### EXERCISE REQUIREMENTS
Reproduce every entry exactly, without alteration.
------
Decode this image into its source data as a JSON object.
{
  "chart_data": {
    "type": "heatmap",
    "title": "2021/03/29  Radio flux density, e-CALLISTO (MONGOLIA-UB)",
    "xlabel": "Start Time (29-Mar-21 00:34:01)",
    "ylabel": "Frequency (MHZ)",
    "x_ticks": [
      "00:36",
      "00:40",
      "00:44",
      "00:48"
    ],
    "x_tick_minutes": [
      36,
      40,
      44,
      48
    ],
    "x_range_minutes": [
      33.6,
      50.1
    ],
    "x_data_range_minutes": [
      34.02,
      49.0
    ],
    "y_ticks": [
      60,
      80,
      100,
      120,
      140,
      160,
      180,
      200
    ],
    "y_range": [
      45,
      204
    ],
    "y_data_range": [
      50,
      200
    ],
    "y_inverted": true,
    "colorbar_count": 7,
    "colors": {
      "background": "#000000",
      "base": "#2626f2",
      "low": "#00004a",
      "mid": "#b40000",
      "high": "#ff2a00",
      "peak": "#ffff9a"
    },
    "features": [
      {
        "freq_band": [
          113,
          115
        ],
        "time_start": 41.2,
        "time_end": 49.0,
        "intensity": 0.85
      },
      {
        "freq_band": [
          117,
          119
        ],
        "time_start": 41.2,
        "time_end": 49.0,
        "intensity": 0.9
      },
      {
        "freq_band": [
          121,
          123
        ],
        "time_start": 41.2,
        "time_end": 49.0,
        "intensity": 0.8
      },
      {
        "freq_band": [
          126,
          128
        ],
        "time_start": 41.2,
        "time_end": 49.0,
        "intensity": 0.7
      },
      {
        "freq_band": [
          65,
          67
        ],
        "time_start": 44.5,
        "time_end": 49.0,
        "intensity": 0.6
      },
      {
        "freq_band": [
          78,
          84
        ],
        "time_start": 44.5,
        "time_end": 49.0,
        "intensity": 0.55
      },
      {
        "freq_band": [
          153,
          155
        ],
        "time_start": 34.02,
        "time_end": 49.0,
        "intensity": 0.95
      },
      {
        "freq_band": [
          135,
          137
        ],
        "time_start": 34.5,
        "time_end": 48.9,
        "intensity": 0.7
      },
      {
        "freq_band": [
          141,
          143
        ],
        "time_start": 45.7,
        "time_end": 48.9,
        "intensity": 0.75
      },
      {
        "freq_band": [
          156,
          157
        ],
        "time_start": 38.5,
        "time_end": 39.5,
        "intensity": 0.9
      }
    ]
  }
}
------
### ANSWER IN FULL
Decode this image into its source data as a JSON object.
{
  "chart_data": {
    "type": "heatmap",
    "title": "2021/03/29  Radio flux density, e-CALLISTO (MONGOLIA-UB)",
    "xlabel": "Start Time (29-Mar-21 00:34:01)",
    "ylabel": "Frequency (MHZ)",
    "x_ticks": [
      "00:36",
      "00:40",
      "00:44",
      "00:48"
    ],
    "x_tick_minutes": [
      36,
      40,
      44,
      48
    ],
    "x_range_minutes": [
      33.6,
      50.1
    ],
    "x_data_range_minutes": [
      34.02,
      49.0
    ],
    "y_ticks": [
      60,
      80,
      100,
      120,
      140,
      160,
      180,
      200
    ],
    "y_range": [
      45,
      204
    ],
    "y_data_range": [
      50,
      200
    ],
    "y_inverted": true,
    "colorbar_count": 7,
    "colors": {
      "background": "#000000",
      "base": "#2626f2",
      "low": "#00004a",
      "mid": "#b40000",
      "high": "#ff2a00",
      "peak": "#ffff9a"
    },
    "features": [
      {
        "freq_band": [
          113,
          115
        ],
        "time_start": 41.2,
        "time_end": 49.0,
        "intensity": 0.85
      },
      {
        "freq_band": [
          117,
          119
        ],
        "time_start": 41.2,
        "time_end": 49.0,
        "intensity": 0.9
      },
      {
        "freq_band": [
          121,
          123
        ],
        "time_start": 41.2,
        "time_end": 49.0,
        "intensity": 0.8
      },
      {
        "freq_band": [
          126,
          128
        ],
        "time_start": 41.2,
        "time_end": 49.0,
        "intensity": 0.7
      },
      {
        "freq_band": [
          65,
          67
        ],
        "time_start": 44.5,
        "time_end": 49.0,
        "intensity": 0.6
      },
      {
        "freq_band": [
          78,
          84
        ],
        "time_start": 44.5,
        "time_end": 49.0,
        "intensity": 0.55
      },
      {
        "freq_band": [
          153,
          155
        ],
        "time_start": 34.02,
        "time_end": 49.0,
        "intensity": 0.95
      },
      {
        "freq_band": [
          135,
          137
        ],
        "time_start": 34.5,
        "time_end": 48.9,
        "intensity": 0.7
      },
      {
        "freq_band": [
          141,
          143
        ],
        "time_start": 45.7,
        "time_end": 48.9,
        "intensity": 0.75
      },
      {
        "freq_band": [
          156,
          157
        ],
        "time_start": 38.5,
        "time_end": 39.5,
        "intensity": 0.9
      }
    ]
  }
}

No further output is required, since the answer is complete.